DATA LISTING
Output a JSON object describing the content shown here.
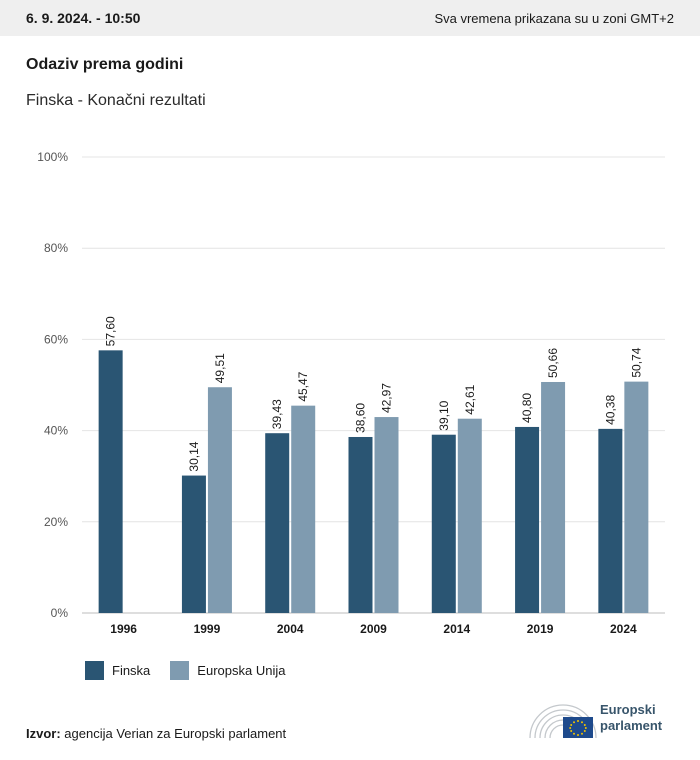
{
  "header": {
    "date": "6. 9. 2024. - 10:50",
    "timezone_note": "Sva vremena prikazana su u zoni GMT+2"
  },
  "title": "Odaziv prema godini",
  "subtitle": "Finska - Konačni rezultati",
  "legend": {
    "items": [
      {
        "label": "Finska",
        "color": "#2a5573"
      },
      {
        "label": "Europska Unija",
        "color": "#7f9bb0"
      }
    ]
  },
  "source": {
    "label": "Izvor:",
    "text": "agencija Verian za Europski parlament"
  },
  "logo": {
    "line1": "Europski",
    "line2": "parlament"
  },
  "chart_data": {
    "type": "bar",
    "categories": [
      "1996",
      "1999",
      "2004",
      "2009",
      "2014",
      "2019",
      "2024"
    ],
    "series": [
      {
        "name": "Finska",
        "color": "#2a5573",
        "values": [
          57.6,
          30.14,
          39.43,
          38.6,
          39.1,
          40.8,
          40.38
        ],
        "labels": [
          "57,60",
          "30,14",
          "39,43",
          "38,60",
          "39,10",
          "40,80",
          "40,38"
        ]
      },
      {
        "name": "Europska Unija",
        "color": "#7f9bb0",
        "values": [
          null,
          49.51,
          45.47,
          42.97,
          42.61,
          50.66,
          50.74
        ],
        "labels": [
          "",
          "49,51",
          "45,47",
          "42,97",
          "42,61",
          "50,66",
          "50,74"
        ]
      }
    ],
    "yticks": [
      "0%",
      "20%",
      "40%",
      "60%",
      "80%",
      "100%"
    ],
    "ylim": [
      0,
      100
    ],
    "grid": true,
    "legend_position": "bottom-left"
  }
}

OBJECTIVE
In your copy, repeat each record exactly and include no pictures.

WRITTEN ANSWER
Output a JSON object describing the content shown here.
{
  "header": {
    "date": "6. 9. 2024. - 10:50",
    "timezone_note": "Sva vremena prikazana su u zoni GMT+2"
  },
  "title": "Odaziv prema godini",
  "subtitle": "Finska - Konačni rezultati",
  "legend": {
    "items": [
      {
        "label": "Finska",
        "color": "#2a5573"
      },
      {
        "label": "Europska Unija",
        "color": "#7f9bb0"
      }
    ]
  },
  "source": {
    "label": "Izvor:",
    "text": "agencija Verian za Europski parlament"
  },
  "logo": {
    "line1": "Europski",
    "line2": "parlament"
  },
  "chart_data": {
    "type": "bar",
    "categories": [
      "1996",
      "1999",
      "2004",
      "2009",
      "2014",
      "2019",
      "2024"
    ],
    "series": [
      {
        "name": "Finska",
        "color": "#2a5573",
        "values": [
          57.6,
          30.14,
          39.43,
          38.6,
          39.1,
          40.8,
          40.38
        ],
        "labels": [
          "57,60",
          "30,14",
          "39,43",
          "38,60",
          "39,10",
          "40,80",
          "40,38"
        ]
      },
      {
        "name": "Europska Unija",
        "color": "#7f9bb0",
        "values": [
          null,
          49.51,
          45.47,
          42.97,
          42.61,
          50.66,
          50.74
        ],
        "labels": [
          "",
          "49,51",
          "45,47",
          "42,97",
          "42,61",
          "50,66",
          "50,74"
        ]
      }
    ],
    "yticks": [
      "0%",
      "20%",
      "40%",
      "60%",
      "80%",
      "100%"
    ],
    "ylim": [
      0,
      100
    ],
    "grid": true,
    "legend_position": "bottom-left"
  }
}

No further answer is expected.